What is expected - In your copy, include every line of the listing below exactly but none of the pictures.

□ □ □ □ □ □ □

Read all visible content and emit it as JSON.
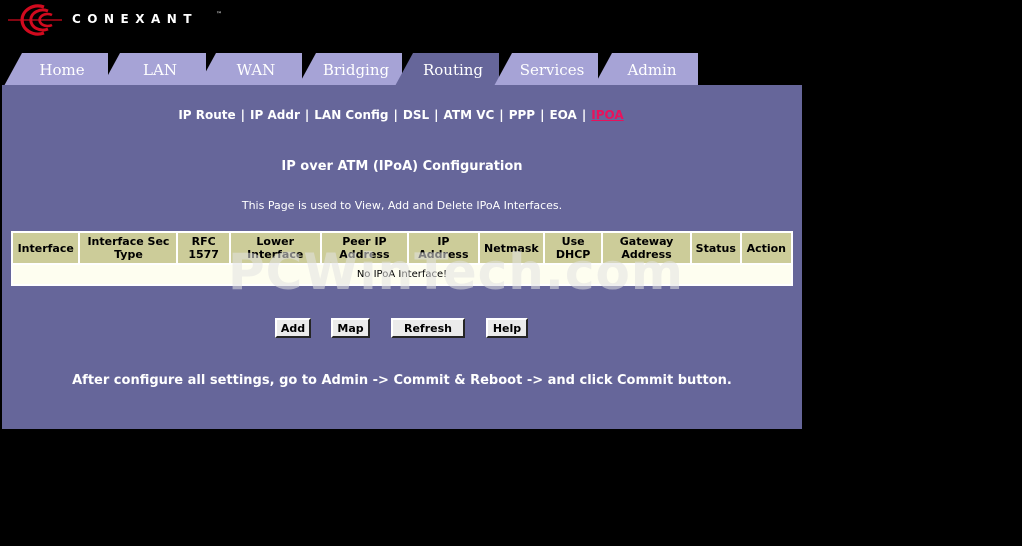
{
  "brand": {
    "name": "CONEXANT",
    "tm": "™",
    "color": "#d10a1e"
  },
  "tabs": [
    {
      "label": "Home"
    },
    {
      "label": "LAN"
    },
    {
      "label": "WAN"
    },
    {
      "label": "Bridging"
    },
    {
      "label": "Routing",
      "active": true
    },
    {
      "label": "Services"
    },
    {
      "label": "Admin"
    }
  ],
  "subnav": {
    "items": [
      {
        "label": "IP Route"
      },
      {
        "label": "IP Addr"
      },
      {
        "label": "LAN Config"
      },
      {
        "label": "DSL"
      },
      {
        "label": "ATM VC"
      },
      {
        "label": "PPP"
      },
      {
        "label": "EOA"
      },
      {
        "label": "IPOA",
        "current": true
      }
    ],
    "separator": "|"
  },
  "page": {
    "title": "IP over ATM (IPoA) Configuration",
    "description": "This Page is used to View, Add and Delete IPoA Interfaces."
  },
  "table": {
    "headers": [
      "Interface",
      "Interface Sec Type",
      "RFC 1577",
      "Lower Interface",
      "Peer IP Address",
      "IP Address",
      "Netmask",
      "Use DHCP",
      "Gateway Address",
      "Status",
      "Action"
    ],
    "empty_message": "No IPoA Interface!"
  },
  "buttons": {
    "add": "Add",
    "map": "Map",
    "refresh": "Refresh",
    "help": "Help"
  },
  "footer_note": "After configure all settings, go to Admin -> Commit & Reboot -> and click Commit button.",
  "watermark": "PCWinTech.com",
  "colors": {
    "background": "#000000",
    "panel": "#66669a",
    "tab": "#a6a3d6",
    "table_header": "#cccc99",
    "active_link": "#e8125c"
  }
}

□ □ □ □ □ □ □

Result below -
Read all visible content and emit it as JSON.
{
  "brand": {
    "name": "CONEXANT",
    "tm": "™",
    "color": "#d10a1e"
  },
  "tabs": [
    {
      "label": "Home"
    },
    {
      "label": "LAN"
    },
    {
      "label": "WAN"
    },
    {
      "label": "Bridging"
    },
    {
      "label": "Routing",
      "active": true
    },
    {
      "label": "Services"
    },
    {
      "label": "Admin"
    }
  ],
  "subnav": {
    "items": [
      {
        "label": "IP Route"
      },
      {
        "label": "IP Addr"
      },
      {
        "label": "LAN Config"
      },
      {
        "label": "DSL"
      },
      {
        "label": "ATM VC"
      },
      {
        "label": "PPP"
      },
      {
        "label": "EOA"
      },
      {
        "label": "IPOA",
        "current": true
      }
    ],
    "separator": "|"
  },
  "page": {
    "title": "IP over ATM (IPoA) Configuration",
    "description": "This Page is used to View, Add and Delete IPoA Interfaces."
  },
  "table": {
    "headers": [
      "Interface",
      "Interface Sec Type",
      "RFC 1577",
      "Lower Interface",
      "Peer IP Address",
      "IP Address",
      "Netmask",
      "Use DHCP",
      "Gateway Address",
      "Status",
      "Action"
    ],
    "empty_message": "No IPoA Interface!"
  },
  "buttons": {
    "add": "Add",
    "map": "Map",
    "refresh": "Refresh",
    "help": "Help"
  },
  "footer_note": "After configure all settings, go to Admin -> Commit & Reboot -> and click Commit button.",
  "watermark": "PCWinTech.com",
  "colors": {
    "background": "#000000",
    "panel": "#66669a",
    "tab": "#a6a3d6",
    "table_header": "#cccc99",
    "active_link": "#e8125c"
  }
}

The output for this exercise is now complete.